Stored records:
+-------+
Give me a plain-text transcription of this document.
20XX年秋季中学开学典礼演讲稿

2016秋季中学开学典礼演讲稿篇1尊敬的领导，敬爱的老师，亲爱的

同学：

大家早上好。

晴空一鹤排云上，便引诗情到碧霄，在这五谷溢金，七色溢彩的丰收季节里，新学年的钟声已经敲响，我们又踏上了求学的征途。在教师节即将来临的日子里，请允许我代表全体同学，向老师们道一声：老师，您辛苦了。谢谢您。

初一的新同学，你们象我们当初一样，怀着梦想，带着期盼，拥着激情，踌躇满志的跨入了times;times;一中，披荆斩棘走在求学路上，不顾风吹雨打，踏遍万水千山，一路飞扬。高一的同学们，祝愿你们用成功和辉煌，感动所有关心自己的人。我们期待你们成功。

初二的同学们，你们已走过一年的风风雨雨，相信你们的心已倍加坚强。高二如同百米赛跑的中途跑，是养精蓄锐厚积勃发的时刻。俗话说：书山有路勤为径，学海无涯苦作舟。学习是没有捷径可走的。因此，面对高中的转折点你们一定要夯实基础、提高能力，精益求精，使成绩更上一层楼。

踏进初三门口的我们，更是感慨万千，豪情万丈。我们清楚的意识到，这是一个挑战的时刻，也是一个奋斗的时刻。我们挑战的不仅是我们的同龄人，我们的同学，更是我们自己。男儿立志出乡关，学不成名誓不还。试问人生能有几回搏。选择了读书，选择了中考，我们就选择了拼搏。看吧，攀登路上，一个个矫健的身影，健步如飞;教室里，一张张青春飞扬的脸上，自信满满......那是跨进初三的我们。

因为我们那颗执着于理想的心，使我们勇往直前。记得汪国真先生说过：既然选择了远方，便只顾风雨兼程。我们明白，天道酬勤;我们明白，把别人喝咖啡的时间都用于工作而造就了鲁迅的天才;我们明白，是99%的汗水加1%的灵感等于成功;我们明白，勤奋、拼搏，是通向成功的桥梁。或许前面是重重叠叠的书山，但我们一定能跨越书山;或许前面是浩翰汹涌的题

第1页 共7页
+-------+
### WHAT THE TASK ASKS
Copy out the whole listing, exactly as written.

### RESPONSE
Give me a plain-text transcription of this document.
20XX年秋季中学开学典礼演讲稿

2016秋季中学开学典礼演讲稿篇1尊敬的领导，敬爱的老师，亲爱的

同学：

大家早上好。

晴空一鹤排云上，便引诗情到碧霄，在这五谷溢金，七色溢彩的丰收季节里，新学年的钟声已经敲响，我们又踏上了求学的征途。在教师节即将来临的日子里，请允许我代表全体同学，向老师们道一声：老师，您辛苦了。谢谢您。

初一的新同学，你们象我们当初一样，怀着梦想，带着期盼，拥着激情，踌躇满志的跨入了times;times;一中，披荆斩棘走在求学路上，不顾风吹雨打，踏遍万水千山，一路飞扬。高一的同学们，祝愿你们用成功和辉煌，感动所有关心自己的人。我们期待你们成功。

初二的同学们，你们已走过一年的风风雨雨，相信你们的心已倍加坚强。高二如同百米赛跑的中途跑，是养精蓄锐厚积勃发的时刻。俗话说：书山有路勤为径，学海无涯苦作舟。学习是没有捷径可走的。因此，面对高中的转折点你们一定要夯实基础、提高能力，精益求精，使成绩更上一层楼。

踏进初三门口的我们，更是感慨万千，豪情万丈。我们清楚的意识到，这是一个挑战的时刻，也是一个奋斗的时刻。我们挑战的不仅是我们的同龄人，我们的同学，更是我们自己。男儿立志出乡关，学不成名誓不还。试问人生能有几回搏。选择了读书，选择了中考，我们就选择了拼搏。看吧，攀登路上，一个个矫健的身影，健步如飞;教室里，一张张青春飞扬的脸上，自信满满......那是跨进初三的我们。

因为我们那颗执着于理想的心，使我们勇往直前。记得汪国真先生说过：既然选择了远方，便只顾风雨兼程。我们明白，天道酬勤;我们明白，把别人喝咖啡的时间都用于工作而造就了鲁迅的天才;我们明白，是99%的汗水加1%的灵感等于成功;我们明白，勤奋、拼搏，是通向成功的桥梁。或许前面是重重叠叠的书山，但我们一定能跨越书山;或许前面是浩翰汹涌的题

第1页 共7页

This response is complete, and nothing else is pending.